* STORED ROWS
"""
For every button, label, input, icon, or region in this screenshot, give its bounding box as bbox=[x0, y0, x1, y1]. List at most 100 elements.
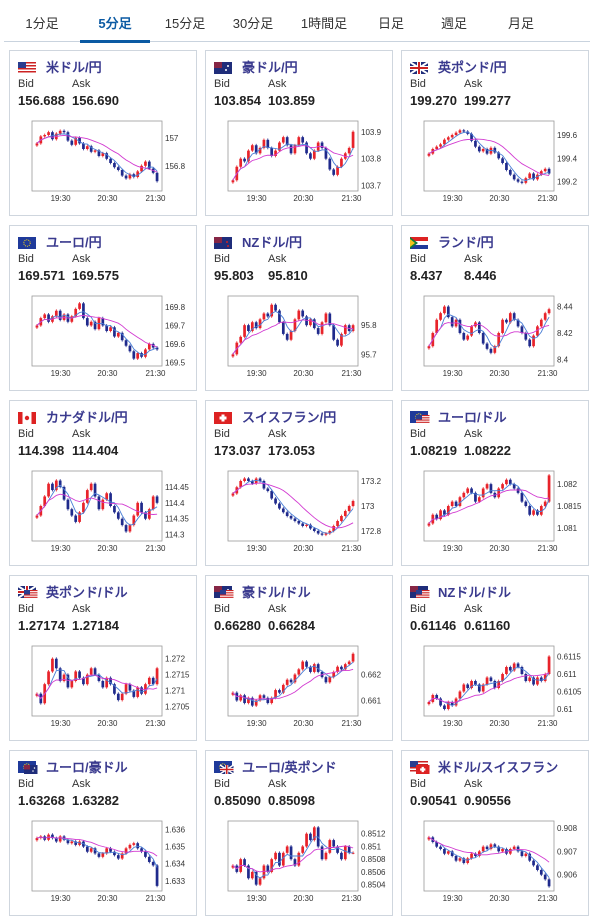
rate-card[interactable]: カナダドル/円 Bid Ask 114.398 114.404 19:30 20:30 21:… bbox=[9, 400, 197, 566]
x-tick-label: 19:30 bbox=[443, 194, 464, 203]
candle-body bbox=[43, 314, 47, 319]
candle-body bbox=[266, 139, 270, 148]
candle-body bbox=[351, 852, 355, 854]
candle-body bbox=[332, 840, 336, 847]
mini-candlestick-chart[interactable]: 19:30 20:30 21:30 8.44 8.42 8.4 bbox=[410, 292, 586, 382]
pair-name-link[interactable]: 豪ドル/ドル bbox=[242, 585, 311, 600]
rate-card[interactable]: NZドル/ドル Bid Ask 0.61146 0.61160 19:30 20:30 21:… bbox=[401, 575, 589, 741]
pair-name-link[interactable]: ユーロ/円 bbox=[46, 235, 102, 250]
tab-30min[interactable]: 30分足 bbox=[232, 16, 274, 31]
candle-body bbox=[293, 319, 297, 331]
rate-card[interactable]: ランド/円 Bid Ask 8.437 8.446 19:30 20:30 21:30 8.44… bbox=[401, 225, 589, 391]
mini-candlestick-chart[interactable]: 19:30 20:30 21:30 157 156.8 bbox=[18, 117, 194, 207]
mini-candlestick-chart[interactable]: 19:30 20:30 21:30 0.8512 0.851 0.8508 0.8506 0.… bbox=[214, 817, 390, 907]
bid-label: Bid bbox=[18, 778, 34, 790]
candle-body bbox=[116, 332, 120, 337]
pair-name-link[interactable]: ユーロ/豪ドル bbox=[46, 760, 128, 775]
pair-name-link[interactable]: スイスフラン/円 bbox=[242, 410, 337, 425]
tab-weekly[interactable]: 週足 bbox=[440, 16, 467, 31]
candle-body bbox=[155, 865, 159, 886]
mini-candlestick-chart[interactable]: 19:30 20:30 21:30 1.272 1.2715 1.271 1.2705 bbox=[18, 642, 194, 732]
mini-candlestick-chart[interactable]: 19:30 20:30 21:30 1.082 1.0815 1.081 bbox=[410, 467, 586, 557]
rate-card[interactable]: ユーロ/ドル Bid Ask 1.08219 1.08222 19:30 20:30 21:3… bbox=[401, 400, 589, 566]
pair-name-link[interactable]: 米ドル/スイスフラン bbox=[438, 760, 559, 775]
mini-candlestick-chart[interactable]: 19:30 20:30 21:30 103.9 103.8 103.7 bbox=[214, 117, 390, 207]
candle-body bbox=[466, 131, 470, 134]
mini-candlestick-chart[interactable]: 19:30 20:30 21:30 0.662 0.661 bbox=[214, 642, 390, 732]
mini-candlestick-chart[interactable]: 19:30 20:30 21:30 173.2 173 172.8 bbox=[214, 467, 390, 557]
pair-name-link[interactable]: ランド/円 bbox=[438, 235, 494, 250]
tab-daily[interactable]: 日足 bbox=[377, 16, 404, 31]
rate-card[interactable]: 米ドル/円 Bid Ask 156.688 156.690 19:30 20:30 21:30… bbox=[9, 50, 197, 216]
candle-body bbox=[443, 510, 446, 515]
tab-5min[interactable]: 5分足 bbox=[80, 6, 150, 43]
x-tick-label: 21:30 bbox=[537, 369, 558, 378]
y-tick-label: 169.7 bbox=[165, 321, 186, 330]
mini-candlestick-chart[interactable]: 19:30 20:30 21:30 169.8 169.7 169.6 169.5 bbox=[18, 292, 194, 382]
pair-name-link[interactable]: 英ポンド/ドル bbox=[46, 585, 128, 600]
tab-1hour[interactable]: 1時間足 bbox=[300, 16, 348, 31]
mini-candlestick-chart[interactable]: 19:30 20:30 21:30 0.6115 0.611 0.6105 0.61 bbox=[410, 642, 586, 732]
y-tick-label: 95.8 bbox=[361, 321, 377, 330]
x-tick-label: 20:30 bbox=[97, 544, 118, 553]
ask-label: Ask bbox=[72, 603, 91, 615]
rate-card[interactable]: 英ポンド/ドル Bid Ask 1.27174 1.27184 19:30 20:30 21:… bbox=[9, 575, 197, 741]
ma-long-line bbox=[232, 845, 354, 873]
candle-body bbox=[543, 313, 547, 320]
candle-body bbox=[512, 846, 516, 849]
candle-body bbox=[497, 681, 501, 688]
pair-name-link[interactable]: 豪ドル/円 bbox=[242, 60, 298, 75]
pair-name-link[interactable]: 米ドル/円 bbox=[46, 60, 102, 75]
mini-candlestick-chart[interactable]: 19:30 20:30 21:30 199.6 199.4 199.2 bbox=[410, 117, 586, 207]
rate-card[interactable]: 豪ドル/ドル Bid Ask 0.66280 0.66284 19:30 20:30 21:3… bbox=[205, 575, 393, 741]
mini-candlestick-chart[interactable]: 19:30 20:30 21:30 114.45 114.4 114.35 114.3 bbox=[18, 467, 194, 557]
tab-1min[interactable]: 1分足 bbox=[25, 16, 59, 31]
tab-15min[interactable]: 15分足 bbox=[164, 16, 206, 31]
ma-long-line bbox=[428, 489, 550, 524]
pair-name-link[interactable]: NZドル/ドル bbox=[438, 585, 511, 600]
rate-card[interactable]: ユーロ/円 Bid Ask 169.571 169.575 19:30 20:30 21:30… bbox=[9, 225, 197, 391]
candle-body bbox=[497, 488, 501, 498]
candle-body bbox=[281, 852, 285, 866]
candle-body bbox=[343, 511, 347, 516]
ma-short-line bbox=[428, 313, 550, 349]
candle-body bbox=[435, 146, 439, 149]
pair-name-link[interactable]: ユーロ/英ポンド bbox=[242, 760, 337, 775]
mini-candlestick-chart[interactable]: 19:30 20:30 21:30 1.636 1.635 1.634 1.633 bbox=[18, 817, 194, 907]
bid-value: 1.08219 bbox=[410, 443, 457, 458]
candle-body bbox=[450, 135, 454, 138]
rate-card[interactable]: 豪ドル/円 Bid Ask 103.854 103.859 19:30 20:30 21:30… bbox=[205, 50, 393, 216]
candle-body bbox=[289, 846, 293, 860]
candle-body bbox=[446, 506, 450, 515]
rate-card[interactable]: 英ポンド/円 Bid Ask 199.270 199.277 19:30 20:30 21:3… bbox=[401, 50, 589, 216]
pair-name-link[interactable]: NZドル/円 bbox=[242, 235, 302, 250]
ask-label: Ask bbox=[464, 778, 483, 790]
x-tick-label: 20:30 bbox=[489, 719, 510, 728]
tab-monthly[interactable]: 月足 bbox=[507, 16, 534, 31]
mini-candlestick-chart[interactable]: 19:30 20:30 21:30 95.8 95.7 bbox=[214, 292, 390, 382]
candle-body bbox=[305, 524, 308, 526]
y-tick-label: 156.8 bbox=[165, 162, 186, 171]
candle-body bbox=[458, 858, 462, 861]
rate-card[interactable]: NZドル/円 Bid Ask 95.803 95.810 19:30 20:30 21:30 9… bbox=[205, 225, 393, 391]
candle-body bbox=[274, 690, 277, 698]
pair-name-link[interactable]: ユーロ/ドル bbox=[438, 410, 507, 425]
ma-long-line bbox=[232, 319, 354, 355]
candle-body bbox=[155, 172, 159, 182]
rate-card[interactable]: スイスフラン/円 Bid Ask 173.037 173.053 19:30 20:30 21… bbox=[205, 400, 393, 566]
candle-body bbox=[320, 533, 324, 535]
candle-body bbox=[262, 139, 266, 148]
candle-body bbox=[262, 313, 266, 320]
candle-body bbox=[516, 663, 520, 667]
pair-name-link[interactable]: カナダドル/円 bbox=[46, 410, 128, 425]
candle-body bbox=[231, 180, 235, 183]
x-tick-label: 20:30 bbox=[293, 369, 314, 378]
mini-candlestick-chart[interactable]: 19:30 20:30 21:30 0.908 0.907 0.906 bbox=[410, 817, 586, 907]
rate-card[interactable]: ユーロ/豪ドル Bid Ask 1.63268 1.63282 19:30 20:30 21:… bbox=[9, 750, 197, 916]
pair-name-link[interactable]: 英ポンド/円 bbox=[438, 60, 507, 75]
candle-body bbox=[305, 316, 308, 326]
candle-body bbox=[481, 332, 485, 344]
rate-card[interactable]: 米ドル/スイスフラン Bid Ask 0.90541 0.90556 19:30 20:30… bbox=[401, 750, 589, 916]
rate-card[interactable]: ユーロ/英ポンド Bid Ask 0.85090 0.85098 19:30 20:30 21… bbox=[205, 750, 393, 916]
ma-long-line bbox=[232, 145, 354, 181]
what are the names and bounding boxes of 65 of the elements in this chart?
"""
* STATED TASK
Reproduce everything from the line containing "rate-card[interactable]: カナダドル/円 Bid" down to the line containing "pair-name-link[interactable]: スイスフラン/円 bbox=[242, 410, 337, 425]", both included, with no changes.

* SOLUTION FOR THIS TASK
rate-card[interactable]: カナダドル/円 Bid Ask 114.398 114.404 19:30 20:30 21:… bbox=[9, 400, 197, 566]
x-tick-label: 19:30 bbox=[443, 194, 464, 203]
candle-body bbox=[43, 314, 47, 319]
candle-body bbox=[266, 139, 270, 148]
candle-body bbox=[351, 852, 355, 854]
candle-body bbox=[332, 840, 336, 847]
mini-candlestick-chart[interactable]: 19:30 20:30 21:30 8.44 8.42 8.4 bbox=[410, 292, 586, 382]
pair-name-link[interactable]: 豪ドル/ドル bbox=[242, 585, 311, 600]
rate-card[interactable]: NZドル/ドル Bid Ask 0.61146 0.61160 19:30 20:30 21:… bbox=[401, 575, 589, 741]
pair-name-link[interactable]: ユーロ/円 bbox=[46, 235, 102, 250]
tab-30min[interactable]: 30分足 bbox=[232, 16, 274, 31]
candle-body bbox=[293, 319, 297, 331]
rate-card[interactable]: ランド/円 Bid Ask 8.437 8.446 19:30 20:30 21:30 8.44… bbox=[401, 225, 589, 391]
mini-candlestick-chart[interactable]: 19:30 20:30 21:30 157 156.8 bbox=[18, 117, 194, 207]
mini-candlestick-chart[interactable]: 19:30 20:30 21:30 0.8512 0.851 0.8508 0.8506 0.… bbox=[214, 817, 390, 907]
bid-label: Bid bbox=[18, 778, 34, 790]
candle-body bbox=[116, 332, 120, 337]
pair-name-link[interactable]: ユーロ/豪ドル bbox=[46, 760, 128, 775]
pair-name-link[interactable]: スイスフラン/円 bbox=[242, 410, 337, 425]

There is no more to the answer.